### [Exercise]
Copy every record below exactly as written, but leave out the pictures.

### [Structured figure records]
-----

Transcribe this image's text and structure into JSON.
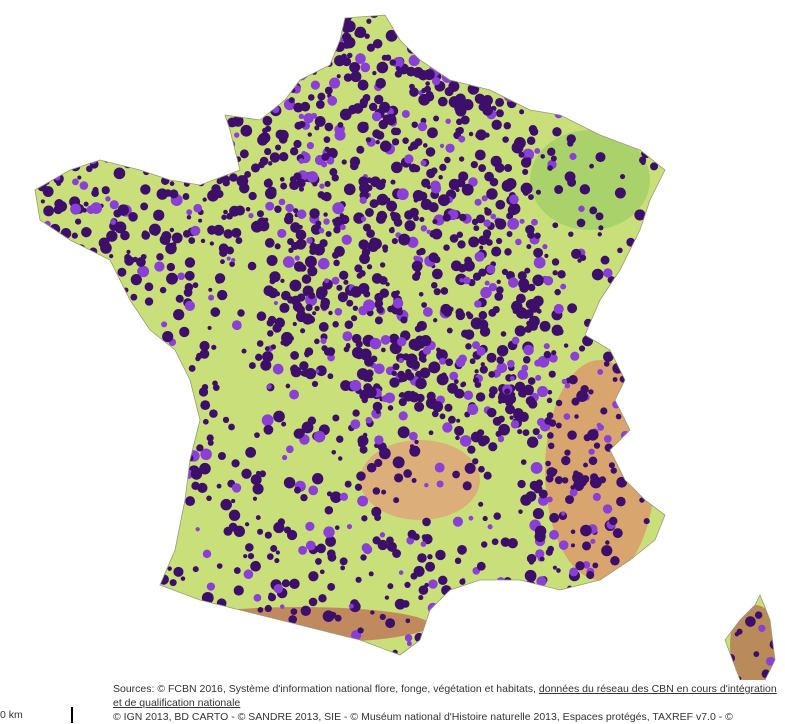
{
  "scale_label": "0 km",
  "sources": {
    "text": "Sources: © FCBN 2016, Système d'information national flore, fonge, végétation et habitats, ",
    "link": "données du réseau des CBN en cours d'intégration et de qualification nationale",
    "credits": "© IGN 2013, BD CARTO - © SANDRE 2013, SIE - © Muséum national d'Histoire naturelle 2013, Espaces protégés, TAXREF v7.0 - ©"
  }
}
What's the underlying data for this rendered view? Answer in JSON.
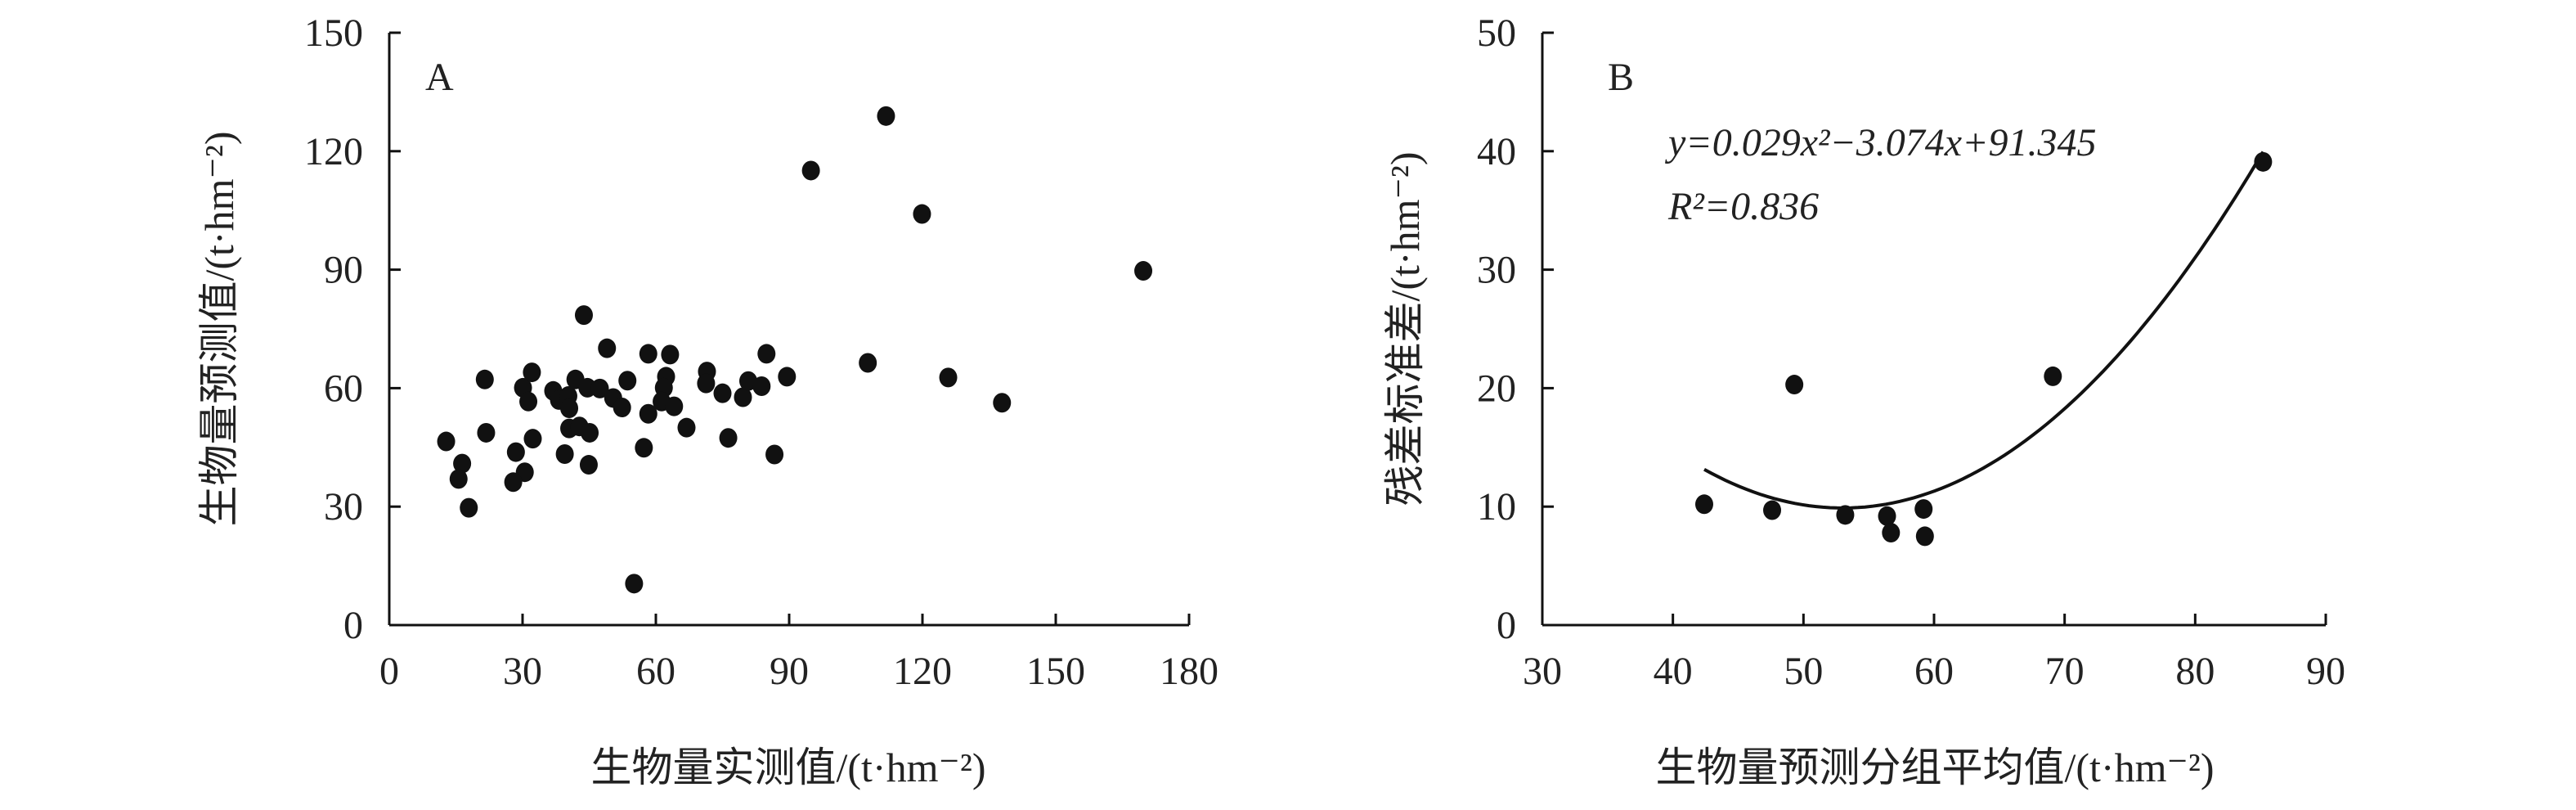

-----

### [Final result]
Transcribe this image's text and structure into JSON.
{
  "scale_label": "0 km",
  "sources": {
    "text": "Sources: © FCBN 2016, Système d'information national flore, fonge, végétation et habitats, ",
    "link": "données du réseau des CBN en cours d'intégration et de qualification nationale",
    "credits": "© IGN 2013, BD CARTO - © SANDRE 2013, SIE - © Muséum national d'Histoire naturelle 2013, Espaces protégés, TAXREF v7.0 - ©"
  }
}
What's the underlying data for this rendered view? Answer in JSON.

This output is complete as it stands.